● **Aim**
Can you change every "Jahre" in the listing to "Lebensjahre" and return the whole listing with nothing else altered?

=== Material shown ===

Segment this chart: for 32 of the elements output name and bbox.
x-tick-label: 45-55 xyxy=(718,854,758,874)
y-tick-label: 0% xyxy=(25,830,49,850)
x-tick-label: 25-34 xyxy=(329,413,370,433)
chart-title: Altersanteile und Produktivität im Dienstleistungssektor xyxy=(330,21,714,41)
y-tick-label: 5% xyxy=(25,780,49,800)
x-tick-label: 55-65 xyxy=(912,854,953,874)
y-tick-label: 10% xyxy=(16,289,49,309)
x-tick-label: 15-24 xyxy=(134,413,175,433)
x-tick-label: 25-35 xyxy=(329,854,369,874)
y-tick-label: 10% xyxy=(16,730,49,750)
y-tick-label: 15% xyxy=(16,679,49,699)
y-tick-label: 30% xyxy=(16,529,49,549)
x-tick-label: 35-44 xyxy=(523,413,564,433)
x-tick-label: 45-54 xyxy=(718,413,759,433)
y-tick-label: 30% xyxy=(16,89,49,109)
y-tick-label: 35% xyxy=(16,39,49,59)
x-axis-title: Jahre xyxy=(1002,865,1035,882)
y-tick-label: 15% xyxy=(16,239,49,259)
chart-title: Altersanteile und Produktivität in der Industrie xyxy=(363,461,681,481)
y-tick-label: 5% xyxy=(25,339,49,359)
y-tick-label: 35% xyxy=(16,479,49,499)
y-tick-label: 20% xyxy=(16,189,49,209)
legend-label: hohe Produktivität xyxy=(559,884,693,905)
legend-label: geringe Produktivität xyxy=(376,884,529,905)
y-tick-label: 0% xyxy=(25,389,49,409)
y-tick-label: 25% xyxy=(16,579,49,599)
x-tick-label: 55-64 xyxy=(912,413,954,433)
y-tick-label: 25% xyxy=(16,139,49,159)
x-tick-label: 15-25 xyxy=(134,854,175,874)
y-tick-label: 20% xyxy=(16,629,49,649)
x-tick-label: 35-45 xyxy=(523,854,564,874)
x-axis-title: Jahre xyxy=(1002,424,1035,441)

===

● **Final result**
Segment this chart: for 32 of the elements output name and bbox.
x-tick-label: 45-55 xyxy=(718,854,758,874)
y-tick-label: 0% xyxy=(25,830,49,850)
x-tick-label: 25-34 xyxy=(329,413,370,433)
chart-title: Altersanteile und Produktivität im Dienstleistungssektor xyxy=(330,21,714,41)
y-tick-label: 5% xyxy=(25,780,49,800)
x-tick-label: 55-65 xyxy=(912,854,953,874)
y-tick-label: 10% xyxy=(16,289,49,309)
x-tick-label: 15-24 xyxy=(134,413,175,433)
x-tick-label: 25-35 xyxy=(329,854,369,874)
y-tick-label: 10% xyxy=(16,730,49,750)
y-tick-label: 15% xyxy=(16,679,49,699)
y-tick-label: 30% xyxy=(16,529,49,549)
x-tick-label: 35-44 xyxy=(523,413,564,433)
x-tick-label: 45-54 xyxy=(718,413,759,433)
y-tick-label: 30% xyxy=(16,89,49,109)
y-tick-label: 35% xyxy=(16,39,49,59)
x-axis-title: Lebensjahre xyxy=(1002,865,1035,882)
y-tick-label: 15% xyxy=(16,239,49,259)
chart-title: Altersanteile und Produktivität in der Industrie xyxy=(363,461,681,481)
y-tick-label: 5% xyxy=(25,339,49,359)
y-tick-label: 35% xyxy=(16,479,49,499)
y-tick-label: 20% xyxy=(16,189,49,209)
legend-label: hohe Produktivität xyxy=(559,884,693,905)
legend-label: geringe Produktivität xyxy=(376,884,529,905)
y-tick-label: 0% xyxy=(25,389,49,409)
y-tick-label: 25% xyxy=(16,579,49,599)
x-tick-label: 55-64 xyxy=(912,413,954,433)
y-tick-label: 25% xyxy=(16,139,49,159)
x-tick-label: 15-25 xyxy=(134,854,175,874)
y-tick-label: 20% xyxy=(16,629,49,649)
x-tick-label: 35-45 xyxy=(523,854,564,874)
x-axis-title: Lebensjahre xyxy=(1002,424,1035,441)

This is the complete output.